Your task: Copy out each line of the material below with no changes.

═══ Material supplied

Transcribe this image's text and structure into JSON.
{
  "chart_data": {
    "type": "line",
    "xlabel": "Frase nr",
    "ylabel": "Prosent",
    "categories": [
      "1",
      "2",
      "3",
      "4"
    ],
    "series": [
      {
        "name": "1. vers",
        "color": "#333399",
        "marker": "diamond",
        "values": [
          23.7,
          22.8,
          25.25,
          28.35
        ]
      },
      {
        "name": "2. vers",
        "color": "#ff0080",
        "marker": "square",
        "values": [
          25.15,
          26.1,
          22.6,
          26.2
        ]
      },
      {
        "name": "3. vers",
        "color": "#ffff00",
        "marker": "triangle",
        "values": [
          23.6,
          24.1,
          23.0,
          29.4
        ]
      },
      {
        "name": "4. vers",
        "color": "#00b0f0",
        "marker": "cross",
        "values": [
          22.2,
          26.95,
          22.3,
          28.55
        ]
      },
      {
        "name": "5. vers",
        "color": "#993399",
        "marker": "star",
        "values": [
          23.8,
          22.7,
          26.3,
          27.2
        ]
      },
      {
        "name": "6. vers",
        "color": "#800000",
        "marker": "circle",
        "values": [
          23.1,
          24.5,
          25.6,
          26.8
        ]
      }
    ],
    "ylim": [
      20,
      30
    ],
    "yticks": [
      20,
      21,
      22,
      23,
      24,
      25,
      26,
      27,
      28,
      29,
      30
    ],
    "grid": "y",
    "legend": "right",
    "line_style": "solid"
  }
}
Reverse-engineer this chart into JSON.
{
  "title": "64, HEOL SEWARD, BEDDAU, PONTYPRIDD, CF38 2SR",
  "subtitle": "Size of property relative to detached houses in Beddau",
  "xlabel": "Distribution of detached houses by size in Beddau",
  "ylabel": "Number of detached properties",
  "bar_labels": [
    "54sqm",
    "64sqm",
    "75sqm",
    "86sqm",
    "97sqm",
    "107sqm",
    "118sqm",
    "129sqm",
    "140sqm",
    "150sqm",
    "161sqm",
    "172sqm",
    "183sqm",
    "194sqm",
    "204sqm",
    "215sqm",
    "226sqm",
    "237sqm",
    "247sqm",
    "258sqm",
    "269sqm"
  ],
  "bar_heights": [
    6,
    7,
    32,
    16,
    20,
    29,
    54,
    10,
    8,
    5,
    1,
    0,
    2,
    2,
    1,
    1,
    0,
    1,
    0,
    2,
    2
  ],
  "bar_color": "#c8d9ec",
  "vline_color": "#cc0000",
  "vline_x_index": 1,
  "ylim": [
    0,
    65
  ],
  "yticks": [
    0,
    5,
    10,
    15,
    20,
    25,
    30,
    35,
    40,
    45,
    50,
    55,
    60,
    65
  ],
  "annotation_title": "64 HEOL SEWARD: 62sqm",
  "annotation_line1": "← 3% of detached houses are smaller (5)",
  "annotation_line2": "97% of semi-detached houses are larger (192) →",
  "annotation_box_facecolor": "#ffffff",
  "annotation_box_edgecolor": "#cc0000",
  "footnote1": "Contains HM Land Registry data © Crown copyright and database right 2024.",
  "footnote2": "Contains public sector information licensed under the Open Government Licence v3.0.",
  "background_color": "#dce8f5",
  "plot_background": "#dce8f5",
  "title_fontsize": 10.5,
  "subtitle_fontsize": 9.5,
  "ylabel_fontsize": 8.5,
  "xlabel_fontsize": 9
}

══════

Written solution:
Transcribe this image's text and structure into JSON.
{
  "chart_data": {
    "type": "line",
    "xlabel": "Frase nr",
    "ylabel": "Prosent",
    "categories": [
      "1",
      "2",
      "3",
      "4"
    ],
    "series": [
      {
        "name": "1. vers",
        "color": "#333399",
        "marker": "diamond",
        "values": [
          23.7,
          22.8,
          25.25,
          28.35
        ]
      },
      {
        "name": "2. vers",
        "color": "#ff0080",
        "marker": "square",
        "values": [
          25.15,
          26.1,
          22.6,
          26.2
        ]
      },
      {
        "name": "3. vers",
        "color": "#ffff00",
        "marker": "triangle",
        "values": [
          23.6,
          24.1,
          23.0,
          29.4
        ]
      },
      {
        "name": "4. vers",
        "color": "#00b0f0",
        "marker": "cross",
        "values": [
          22.2,
          26.95,
          22.3,
          28.55
        ]
      },
      {
        "name": "5. vers",
        "color": "#993399",
        "marker": "star",
        "values": [
          23.8,
          22.7,
          26.3,
          27.2
        ]
      },
      {
        "name": "6. vers",
        "color": "#800000",
        "marker": "circle",
        "values": [
          23.1,
          24.5,
          25.6,
          26.8
        ]
      }
    ],
    "ylim": [
      20,
      30
    ],
    "yticks": [
      20,
      21,
      22,
      23,
      24,
      25,
      26,
      27,
      28,
      29,
      30
    ],
    "grid": "y",
    "legend": "right",
    "line_style": "solid"
  }
}
Reverse-engineer this chart into JSON.
{
  "title": "64, HEOL SEWARD, BEDDAU, PONTYPRIDD, CF38 2SR",
  "subtitle": "Size of property relative to detached houses in Beddau",
  "xlabel": "Distribution of detached houses by size in Beddau",
  "ylabel": "Number of detached properties",
  "bar_labels": [
    "54sqm",
    "64sqm",
    "75sqm",
    "86sqm",
    "97sqm",
    "107sqm",
    "118sqm",
    "129sqm",
    "140sqm",
    "150sqm",
    "161sqm",
    "172sqm",
    "183sqm",
    "194sqm",
    "204sqm",
    "215sqm",
    "226sqm",
    "237sqm",
    "247sqm",
    "258sqm",
    "269sqm"
  ],
  "bar_heights": [
    6,
    7,
    32,
    16,
    20,
    29,
    54,
    10,
    8,
    5,
    1,
    0,
    2,
    2,
    1,
    1,
    0,
    1,
    0,
    2,
    2
  ],
  "bar_color": "#c8d9ec",
  "vline_color": "#cc0000",
  "vline_x_index": 1,
  "ylim": [
    0,
    65
  ],
  "yticks": [
    0,
    5,
    10,
    15,
    20,
    25,
    30,
    35,
    40,
    45,
    50,
    55,
    60,
    65
  ],
  "annotation_title": "64 HEOL SEWARD: 62sqm",
  "annotation_line1": "← 3% of detached houses are smaller (5)",
  "annotation_line2": "97% of semi-detached houses are larger (192) →",
  "annotation_box_facecolor": "#ffffff",
  "annotation_box_edgecolor": "#cc0000",
  "footnote1": "Contains HM Land Registry data © Crown copyright and database right 2024.",
  "footnote2": "Contains public sector information licensed under the Open Government Licence v3.0.",
  "background_color": "#dce8f5",
  "plot_background": "#dce8f5",
  "title_fontsize": 10.5,
  "subtitle_fontsize": 9.5,
  "ylabel_fontsize": 8.5,
  "xlabel_fontsize": 9
}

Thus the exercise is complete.